### Task prompt
Copy every entry word for word. Skip the pictures.

### Extracted information
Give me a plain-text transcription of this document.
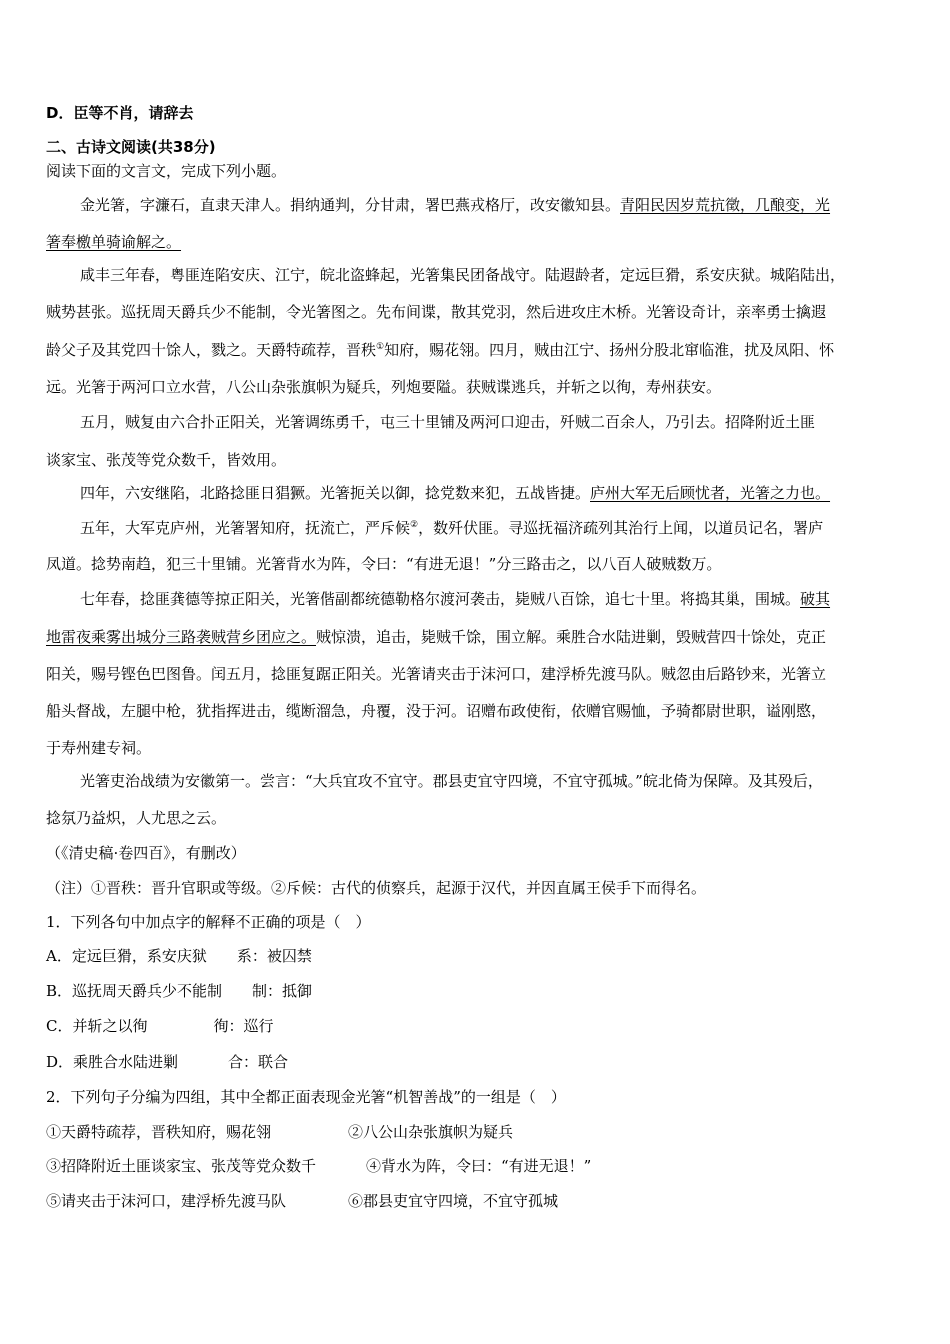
D．臣等不肖，请辞去
二、古诗文阅读(共38分)
阅读下面的文言文，完成下列小题。
金光箸，字濂石，直隶天津人。捐纳通判，分甘肃，署巴燕戎格厅，改安徽知县。青阳民因岁荒抗徵，几酿变，光
箸奉檄单骑谕解之。
咸丰三年春，粤匪连陷安庆、江宁，皖北盗蜂起，光箸集民团备战守。陆遐龄者，定远巨猾，系安庆狱。城陷陆出，
贼势甚张。巡抚周天爵兵少不能制，令光箸图之。先布间谍，散其党羽，然后进攻庄木桥。光箸设奇计，亲率勇士擒遐
龄父子及其党四十馀人，戮之。天爵特疏荐，晋秩①知府，赐花翎。四月，贼由江宁、扬州分股北窜临淮，扰及凤阳、怀
远。光箸于两河口立水营，八公山杂张旗帜为疑兵，列炮要隘。获贼谍逃兵，并斩之以徇，寿州获安。
五月，贼复由六合扑正阳关，光箸调练勇千，屯三十里铺及两河口迎击，歼贼二百余人，乃引去。招降附近土匪
谈家宝、张茂等党众数千，皆效用。
四年，六安继陷，北路捻匪日猖獗。光箸扼关以御，捻党数来犯，五战皆捷。庐州大军无后顾忧者，光箸之力也。
五年，大军克庐州，光箸署知府，抚流亡，严斥候②，数歼伏匪。寻巡抚福济疏列其治行上闻，以道员记名，署庐
凤道。捻势南趋，犯三十里铺。光箸背水为阵，令曰：“有进无退！”分三路击之，以八百人破贼数万。
七年春，捻匪龚德等掠正阳关，光箸偕副都统德勒格尔渡河袭击，毙贼八百馀，追七十里。将捣其巢，围城。破其
地雷夜乘雾出城分三路袭贼营乡团应之。贼惊溃，追击，毙贼千馀，围立解。乘胜合水陆进剿，毁贼营四十馀处，克正
阳关，赐号铿色巴图鲁。闰五月，捻匪复踞正阳关。光箸请夹击于沫河口，建浮桥先渡马队。贼忽由后路钞来，光箸立
船头督战，左腿中枪，犹指挥进击，缆断溜急，舟覆，没于河。诏赠布政使衔，依赠官赐恤，予骑都尉世职，谥刚愍，
于寿州建专祠。
光箸吏治战绩为安徽第一。尝言：“大兵宜攻不宜守。郡县吏宜守四境，不宜守孤城。”皖北倚为保障。及其殁后，
捻氛乃益炽，人尤思之云。
（《清史稿·卷四百》，有删改）
（注）①晋秩：晋升官职或等级。②斥候：古代的侦察兵，起源于汉代，并因直属王侯手下而得名。
1．下列各句中加点字的解释不正确的项是（　）
A．定远巨猾，系安庆狱 系：被囚禁
B．巡抚周天爵兵少不能制 制：抵御
C．并斩之以徇	徇：巡行
D．乘胜合水陆进剿	合：联合
2．下列句子分编为四组，其中全都正面表现金光箸“机智善战”的一组是（　）
①天爵特疏荐，晋秩知府，赐花翎	②八公山杂张旗帜为疑兵
③招降附近土匪谈家宝、张茂等党众数千	④背水为阵，令曰：“有进无退！”
⑤请夹击于沫河口，建浮桥先渡马队	⑥郡县吏宜守四境，不宜守孤城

### Full output
Give me a plain-text transcription of this document.
D．臣等不肖，请辞去
二、古诗文阅读(共38分)
阅读下面的文言文，完成下列小题。
金光箸，字濂石，直隶天津人。捐纳通判，分甘肃，署巴燕戎格厅，改安徽知县。青阳民因岁荒抗徵，几酿变，光
箸奉檄单骑谕解之。
咸丰三年春，粤匪连陷安庆、江宁，皖北盗蜂起，光箸集民团备战守。陆遐龄者，定远巨猾，系安庆狱。城陷陆出，
贼势甚张。巡抚周天爵兵少不能制，令光箸图之。先布间谍，散其党羽，然后进攻庄木桥。光箸设奇计，亲率勇士擒遐
龄父子及其党四十馀人，戮之。天爵特疏荐，晋秩①知府，赐花翎。四月，贼由江宁、扬州分股北窜临淮，扰及凤阳、怀
远。光箸于两河口立水营，八公山杂张旗帜为疑兵，列炮要隘。获贼谍逃兵，并斩之以徇，寿州获安。
五月，贼复由六合扑正阳关，光箸调练勇千，屯三十里铺及两河口迎击，歼贼二百余人，乃引去。招降附近土匪
谈家宝、张茂等党众数千，皆效用。
四年，六安继陷，北路捻匪日猖獗。光箸扼关以御，捻党数来犯，五战皆捷。庐州大军无后顾忧者，光箸之力也。
五年，大军克庐州，光箸署知府，抚流亡，严斥候②，数歼伏匪。寻巡抚福济疏列其治行上闻，以道员记名，署庐
凤道。捻势南趋，犯三十里铺。光箸背水为阵，令曰：“有进无退！”分三路击之，以八百人破贼数万。
七年春，捻匪龚德等掠正阳关，光箸偕副都统德勒格尔渡河袭击，毙贼八百馀，追七十里。将捣其巢，围城。破其
地雷夜乘雾出城分三路袭贼营乡团应之。贼惊溃，追击，毙贼千馀，围立解。乘胜合水陆进剿，毁贼营四十馀处，克正
阳关，赐号铿色巴图鲁。闰五月，捻匪复踞正阳关。光箸请夹击于沫河口，建浮桥先渡马队。贼忽由后路钞来，光箸立
船头督战，左腿中枪，犹指挥进击，缆断溜急，舟覆，没于河。诏赠布政使衔，依赠官赐恤，予骑都尉世职，谥刚愍，
于寿州建专祠。
光箸吏治战绩为安徽第一。尝言：“大兵宜攻不宜守。郡县吏宜守四境，不宜守孤城。”皖北倚为保障。及其殁后，
捻氛乃益炽，人尤思之云。
（《清史稿·卷四百》，有删改）
（注）①晋秩：晋升官职或等级。②斥候：古代的侦察兵，起源于汉代，并因直属王侯手下而得名。
1．下列各句中加点字的解释不正确的项是（　）
A．定远巨猾，系安庆狱 系：被囚禁
B．巡抚周天爵兵少不能制 制：抵御
C．并斩之以徇	徇：巡行
D．乘胜合水陆进剿	合：联合
2．下列句子分编为四组，其中全都正面表现金光箸“机智善战”的一组是（　）
①天爵特疏荐，晋秩知府，赐花翎	②八公山杂张旗帜为疑兵
③招降附近土匪谈家宝、张茂等党众数千	④背水为阵，令曰：“有进无退！”
⑤请夹击于沫河口，建浮桥先渡马队	⑥郡县吏宜守四境，不宜守孤城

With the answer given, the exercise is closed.